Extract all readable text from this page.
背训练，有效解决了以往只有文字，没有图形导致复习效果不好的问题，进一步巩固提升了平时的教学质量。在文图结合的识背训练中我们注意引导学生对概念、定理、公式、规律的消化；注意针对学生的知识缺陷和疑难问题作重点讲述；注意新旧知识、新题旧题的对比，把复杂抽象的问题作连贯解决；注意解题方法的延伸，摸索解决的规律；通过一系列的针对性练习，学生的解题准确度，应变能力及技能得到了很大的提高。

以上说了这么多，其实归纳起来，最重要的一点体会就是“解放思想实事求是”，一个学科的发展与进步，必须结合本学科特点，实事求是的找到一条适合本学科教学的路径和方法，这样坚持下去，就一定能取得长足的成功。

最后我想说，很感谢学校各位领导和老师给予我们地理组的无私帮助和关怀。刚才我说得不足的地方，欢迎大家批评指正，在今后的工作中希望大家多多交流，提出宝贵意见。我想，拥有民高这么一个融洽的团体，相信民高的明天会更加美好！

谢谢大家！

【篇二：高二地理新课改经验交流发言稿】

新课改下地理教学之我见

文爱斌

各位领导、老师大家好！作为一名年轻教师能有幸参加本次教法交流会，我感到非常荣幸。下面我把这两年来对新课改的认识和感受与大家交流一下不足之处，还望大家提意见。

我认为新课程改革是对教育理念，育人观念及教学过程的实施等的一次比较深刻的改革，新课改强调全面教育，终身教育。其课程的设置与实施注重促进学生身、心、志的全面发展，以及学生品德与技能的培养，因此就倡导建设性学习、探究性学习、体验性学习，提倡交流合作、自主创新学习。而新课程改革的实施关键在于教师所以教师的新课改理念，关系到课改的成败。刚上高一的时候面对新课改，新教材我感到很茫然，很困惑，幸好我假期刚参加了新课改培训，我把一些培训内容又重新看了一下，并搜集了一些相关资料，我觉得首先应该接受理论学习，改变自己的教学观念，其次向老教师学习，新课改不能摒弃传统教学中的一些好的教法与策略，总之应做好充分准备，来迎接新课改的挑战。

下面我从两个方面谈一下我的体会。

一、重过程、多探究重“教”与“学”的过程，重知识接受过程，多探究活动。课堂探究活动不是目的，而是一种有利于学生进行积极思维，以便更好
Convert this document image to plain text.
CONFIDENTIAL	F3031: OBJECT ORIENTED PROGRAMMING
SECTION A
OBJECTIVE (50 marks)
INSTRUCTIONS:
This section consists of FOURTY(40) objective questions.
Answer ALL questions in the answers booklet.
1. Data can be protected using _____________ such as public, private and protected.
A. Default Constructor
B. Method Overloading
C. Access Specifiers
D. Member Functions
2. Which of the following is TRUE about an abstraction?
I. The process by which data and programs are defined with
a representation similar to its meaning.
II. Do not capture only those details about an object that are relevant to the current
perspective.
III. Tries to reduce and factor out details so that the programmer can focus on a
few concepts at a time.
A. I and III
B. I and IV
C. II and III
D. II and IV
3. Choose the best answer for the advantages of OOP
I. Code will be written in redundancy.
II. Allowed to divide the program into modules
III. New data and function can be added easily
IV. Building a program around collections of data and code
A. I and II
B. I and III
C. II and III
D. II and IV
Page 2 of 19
....
- _Task description_: Return the full listing, character for character.

- _Result of this exercise_:
Extract all readable text from this page.
背训练，有效解决了以往只有文字，没有图形导致复习效果不好的问题，进一步巩固提升了平时的教学质量。在文图结合的识背训练中我们注意引导学生对概念、定理、公式、规律的消化；注意针对学生的知识缺陷和疑难问题作重点讲述；注意新旧知识、新题旧题的对比，把复杂抽象的问题作连贯解决；注意解题方法的延伸，摸索解决的规律；通过一系列的针对性练习，学生的解题准确度，应变能力及技能得到了很大的提高。

以上说了这么多，其实归纳起来，最重要的一点体会就是“解放思想实事求是”，一个学科的发展与进步，必须结合本学科特点，实事求是的找到一条适合本学科教学的路径和方法，这样坚持下去，就一定能取得长足的成功。

最后我想说，很感谢学校各位领导和老师给予我们地理组的无私帮助和关怀。刚才我说得不足的地方，欢迎大家批评指正，在今后的工作中希望大家多多交流，提出宝贵意见。我想，拥有民高这么一个融洽的团体，相信民高的明天会更加美好！

谢谢大家！

【篇二：高二地理新课改经验交流发言稿】

新课改下地理教学之我见

文爱斌

各位领导、老师大家好！作为一名年轻教师能有幸参加本次教法交流会，我感到非常荣幸。下面我把这两年来对新课改的认识和感受与大家交流一下不足之处，还望大家提意见。

我认为新课程改革是对教育理念，育人观念及教学过程的实施等的一次比较深刻的改革，新课改强调全面教育，终身教育。其课程的设置与实施注重促进学生身、心、志的全面发展，以及学生品德与技能的培养，因此就倡导建设性学习、探究性学习、体验性学习，提倡交流合作、自主创新学习。而新课程改革的实施关键在于教师所以教师的新课改理念，关系到课改的成败。刚上高一的时候面对新课改，新教材我感到很茫然，很困惑，幸好我假期刚参加了新课改培训，我把一些培训内容又重新看了一下，并搜集了一些相关资料，我觉得首先应该接受理论学习，改变自己的教学观念，其次向老教师学习，新课改不能摒弃传统教学中的一些好的教法与策略，总之应做好充分准备，来迎接新课改的挑战。

下面我从两个方面谈一下我的体会。

一、重过程、多探究重“教”与“学”的过程，重知识接受过程，多探究活动。课堂探究活动不是目的，而是一种有利于学生进行积极思维，以便更好
Convert this document image to plain text.
CONFIDENTIAL	F3031: OBJECT ORIENTED PROGRAMMING
SECTION A
OBJECTIVE (50 marks)
INSTRUCTIONS:
This section consists of FOURTY(40) objective questions.
Answer ALL questions in the answers booklet.
1. Data can be protected using _____________ such as public, private and protected.
A. Default Constructor
B. Method Overloading
C. Access Specifiers
D. Member Functions
2. Which of the following is TRUE about an abstraction?
I. The process by which data and programs are defined with
a representation similar to its meaning.
II. Do not capture only those details about an object that are relevant to the current
perspective.
III. Tries to reduce and factor out details so that the programmer can focus on a
few concepts at a time.
A. I and III
B. I and IV
C. II and III
D. II and IV
3. Choose the best answer for the advantages of OOP
I. Code will be written in redundancy.
II. Allowed to divide the program into modules
III. New data and function can be added easily
IV. Building a program around collections of data and code
A. I and II
B. I and III
C. II and III
D. II and IV
Page 2 of 19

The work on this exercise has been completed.